--- Job ---
Find each line holding the word "zone" and give the number of such lines, nothing else.

Dataset entries
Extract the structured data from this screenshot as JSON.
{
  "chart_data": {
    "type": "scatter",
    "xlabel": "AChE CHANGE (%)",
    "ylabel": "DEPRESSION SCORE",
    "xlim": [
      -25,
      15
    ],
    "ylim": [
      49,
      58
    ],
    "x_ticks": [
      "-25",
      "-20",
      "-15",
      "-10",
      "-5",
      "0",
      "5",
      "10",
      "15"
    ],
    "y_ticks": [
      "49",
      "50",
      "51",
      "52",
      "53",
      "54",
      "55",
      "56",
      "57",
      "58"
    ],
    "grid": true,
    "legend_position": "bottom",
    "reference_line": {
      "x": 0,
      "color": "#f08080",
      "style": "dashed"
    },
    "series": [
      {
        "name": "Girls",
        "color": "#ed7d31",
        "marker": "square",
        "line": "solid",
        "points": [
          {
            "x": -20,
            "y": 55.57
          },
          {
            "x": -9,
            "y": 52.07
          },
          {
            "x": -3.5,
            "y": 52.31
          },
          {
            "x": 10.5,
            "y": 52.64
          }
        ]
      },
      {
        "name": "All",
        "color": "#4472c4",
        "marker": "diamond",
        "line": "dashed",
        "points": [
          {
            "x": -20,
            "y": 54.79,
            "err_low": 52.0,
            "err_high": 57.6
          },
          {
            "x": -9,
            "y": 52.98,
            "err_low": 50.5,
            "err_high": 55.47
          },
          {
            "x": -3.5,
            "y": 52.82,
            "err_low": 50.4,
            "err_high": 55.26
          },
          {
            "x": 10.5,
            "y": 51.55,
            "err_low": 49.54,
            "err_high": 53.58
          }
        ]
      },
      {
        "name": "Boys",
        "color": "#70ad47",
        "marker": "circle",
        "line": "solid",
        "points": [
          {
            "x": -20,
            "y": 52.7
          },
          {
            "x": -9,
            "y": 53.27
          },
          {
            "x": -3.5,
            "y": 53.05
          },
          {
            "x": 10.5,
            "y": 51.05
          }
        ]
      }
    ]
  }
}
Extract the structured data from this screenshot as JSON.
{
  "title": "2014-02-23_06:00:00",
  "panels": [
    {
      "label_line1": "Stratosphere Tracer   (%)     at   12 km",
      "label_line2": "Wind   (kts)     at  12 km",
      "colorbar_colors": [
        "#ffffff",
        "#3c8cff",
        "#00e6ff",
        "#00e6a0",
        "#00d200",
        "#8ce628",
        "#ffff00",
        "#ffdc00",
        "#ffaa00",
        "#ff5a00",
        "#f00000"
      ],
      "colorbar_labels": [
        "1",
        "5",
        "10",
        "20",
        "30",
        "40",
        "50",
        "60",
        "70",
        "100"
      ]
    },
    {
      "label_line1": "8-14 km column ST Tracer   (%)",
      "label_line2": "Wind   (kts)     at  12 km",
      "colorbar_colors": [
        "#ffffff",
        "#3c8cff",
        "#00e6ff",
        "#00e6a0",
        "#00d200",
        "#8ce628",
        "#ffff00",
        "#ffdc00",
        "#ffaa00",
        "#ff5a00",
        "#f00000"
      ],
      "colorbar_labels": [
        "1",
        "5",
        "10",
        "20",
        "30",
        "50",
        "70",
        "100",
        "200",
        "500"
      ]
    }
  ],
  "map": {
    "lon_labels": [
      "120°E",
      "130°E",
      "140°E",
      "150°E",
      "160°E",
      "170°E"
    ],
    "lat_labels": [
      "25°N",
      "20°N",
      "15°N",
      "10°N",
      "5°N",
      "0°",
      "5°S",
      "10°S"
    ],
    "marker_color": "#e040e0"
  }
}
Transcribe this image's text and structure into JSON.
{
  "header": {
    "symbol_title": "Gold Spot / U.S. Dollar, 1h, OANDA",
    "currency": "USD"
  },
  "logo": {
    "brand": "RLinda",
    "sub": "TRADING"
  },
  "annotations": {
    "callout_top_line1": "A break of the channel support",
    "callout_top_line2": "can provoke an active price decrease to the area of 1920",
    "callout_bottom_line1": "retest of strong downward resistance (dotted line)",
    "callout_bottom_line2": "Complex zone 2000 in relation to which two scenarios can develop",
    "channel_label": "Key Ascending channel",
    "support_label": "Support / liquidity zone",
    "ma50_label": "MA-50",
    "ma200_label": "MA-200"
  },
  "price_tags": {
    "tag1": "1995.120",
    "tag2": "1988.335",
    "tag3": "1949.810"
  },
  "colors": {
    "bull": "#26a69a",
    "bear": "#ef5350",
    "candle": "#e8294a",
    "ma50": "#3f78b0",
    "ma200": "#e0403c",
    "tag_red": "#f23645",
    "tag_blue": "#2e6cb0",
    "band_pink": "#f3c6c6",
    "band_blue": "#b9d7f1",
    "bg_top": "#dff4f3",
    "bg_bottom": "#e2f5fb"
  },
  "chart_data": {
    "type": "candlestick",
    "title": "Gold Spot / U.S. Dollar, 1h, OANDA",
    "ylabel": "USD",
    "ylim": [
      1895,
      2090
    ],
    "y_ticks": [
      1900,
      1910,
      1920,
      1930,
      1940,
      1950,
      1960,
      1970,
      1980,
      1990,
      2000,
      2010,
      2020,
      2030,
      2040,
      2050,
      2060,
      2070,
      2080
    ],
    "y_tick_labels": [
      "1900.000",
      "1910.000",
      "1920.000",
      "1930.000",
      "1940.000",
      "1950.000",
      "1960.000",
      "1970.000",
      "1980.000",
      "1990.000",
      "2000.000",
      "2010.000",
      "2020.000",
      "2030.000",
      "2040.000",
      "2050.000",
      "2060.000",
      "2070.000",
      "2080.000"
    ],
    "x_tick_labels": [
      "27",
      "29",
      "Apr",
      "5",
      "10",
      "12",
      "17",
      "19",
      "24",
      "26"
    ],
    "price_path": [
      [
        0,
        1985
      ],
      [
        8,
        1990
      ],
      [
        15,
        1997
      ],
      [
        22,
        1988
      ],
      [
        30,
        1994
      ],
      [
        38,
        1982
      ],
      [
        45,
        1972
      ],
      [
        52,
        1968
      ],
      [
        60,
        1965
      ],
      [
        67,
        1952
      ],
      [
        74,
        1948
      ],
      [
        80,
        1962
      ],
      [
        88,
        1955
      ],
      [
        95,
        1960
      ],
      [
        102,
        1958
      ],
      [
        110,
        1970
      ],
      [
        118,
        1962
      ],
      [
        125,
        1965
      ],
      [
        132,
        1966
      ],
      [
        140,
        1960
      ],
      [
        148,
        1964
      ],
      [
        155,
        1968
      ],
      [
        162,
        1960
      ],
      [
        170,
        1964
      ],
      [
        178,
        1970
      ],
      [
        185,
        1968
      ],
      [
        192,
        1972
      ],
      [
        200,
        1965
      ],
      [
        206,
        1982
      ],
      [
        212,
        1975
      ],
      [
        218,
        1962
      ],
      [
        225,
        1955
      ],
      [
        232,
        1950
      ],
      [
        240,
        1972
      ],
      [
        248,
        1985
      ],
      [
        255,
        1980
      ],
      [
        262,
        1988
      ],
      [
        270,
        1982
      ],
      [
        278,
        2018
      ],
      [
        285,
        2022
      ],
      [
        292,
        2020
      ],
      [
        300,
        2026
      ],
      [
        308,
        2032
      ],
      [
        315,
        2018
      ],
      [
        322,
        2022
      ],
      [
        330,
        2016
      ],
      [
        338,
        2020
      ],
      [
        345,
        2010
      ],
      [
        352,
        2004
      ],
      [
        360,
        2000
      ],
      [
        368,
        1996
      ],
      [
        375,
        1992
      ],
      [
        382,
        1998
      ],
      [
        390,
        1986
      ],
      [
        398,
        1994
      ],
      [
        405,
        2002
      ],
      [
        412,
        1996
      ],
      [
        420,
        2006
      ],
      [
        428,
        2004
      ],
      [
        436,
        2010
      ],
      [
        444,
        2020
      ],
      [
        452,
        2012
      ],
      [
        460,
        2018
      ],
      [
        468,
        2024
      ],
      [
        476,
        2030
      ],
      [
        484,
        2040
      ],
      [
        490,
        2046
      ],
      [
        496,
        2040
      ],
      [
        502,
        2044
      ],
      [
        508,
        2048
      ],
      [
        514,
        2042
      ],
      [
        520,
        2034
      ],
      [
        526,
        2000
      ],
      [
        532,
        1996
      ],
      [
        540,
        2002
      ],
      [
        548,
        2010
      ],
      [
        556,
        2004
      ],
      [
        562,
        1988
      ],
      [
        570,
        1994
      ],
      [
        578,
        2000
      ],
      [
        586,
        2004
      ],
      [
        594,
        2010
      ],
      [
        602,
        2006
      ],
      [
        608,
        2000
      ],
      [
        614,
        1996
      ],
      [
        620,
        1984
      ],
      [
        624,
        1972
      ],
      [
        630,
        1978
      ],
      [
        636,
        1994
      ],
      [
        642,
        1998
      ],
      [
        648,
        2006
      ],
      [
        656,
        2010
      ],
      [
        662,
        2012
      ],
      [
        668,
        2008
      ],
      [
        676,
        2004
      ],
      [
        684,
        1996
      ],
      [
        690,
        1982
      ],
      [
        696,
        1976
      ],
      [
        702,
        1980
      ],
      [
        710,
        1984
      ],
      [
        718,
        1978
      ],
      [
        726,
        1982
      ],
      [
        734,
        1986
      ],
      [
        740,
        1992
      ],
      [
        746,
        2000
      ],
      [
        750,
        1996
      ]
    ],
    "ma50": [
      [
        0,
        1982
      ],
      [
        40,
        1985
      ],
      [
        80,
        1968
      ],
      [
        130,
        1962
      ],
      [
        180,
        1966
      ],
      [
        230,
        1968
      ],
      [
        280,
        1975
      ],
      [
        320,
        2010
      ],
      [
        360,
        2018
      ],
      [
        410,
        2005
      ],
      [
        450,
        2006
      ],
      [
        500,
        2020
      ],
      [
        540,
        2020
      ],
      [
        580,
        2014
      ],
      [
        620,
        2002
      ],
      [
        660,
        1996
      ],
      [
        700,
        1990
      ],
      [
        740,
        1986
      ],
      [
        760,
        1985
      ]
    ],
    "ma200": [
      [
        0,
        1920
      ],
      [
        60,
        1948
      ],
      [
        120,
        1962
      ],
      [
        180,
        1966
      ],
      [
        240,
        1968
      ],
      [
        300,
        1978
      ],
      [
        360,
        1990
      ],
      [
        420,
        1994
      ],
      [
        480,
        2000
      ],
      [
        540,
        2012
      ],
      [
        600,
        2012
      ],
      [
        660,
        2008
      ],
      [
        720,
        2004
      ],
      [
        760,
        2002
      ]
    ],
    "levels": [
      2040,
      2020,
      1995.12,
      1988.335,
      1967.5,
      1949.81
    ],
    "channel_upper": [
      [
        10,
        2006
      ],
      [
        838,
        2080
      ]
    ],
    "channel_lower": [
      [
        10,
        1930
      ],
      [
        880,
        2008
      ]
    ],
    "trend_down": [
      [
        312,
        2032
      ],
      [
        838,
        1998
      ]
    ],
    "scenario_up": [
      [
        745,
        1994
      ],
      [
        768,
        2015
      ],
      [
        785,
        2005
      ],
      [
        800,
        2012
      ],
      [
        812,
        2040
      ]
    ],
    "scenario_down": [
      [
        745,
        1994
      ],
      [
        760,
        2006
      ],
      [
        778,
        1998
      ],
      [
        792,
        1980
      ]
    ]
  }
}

--- Solution to this task ---
2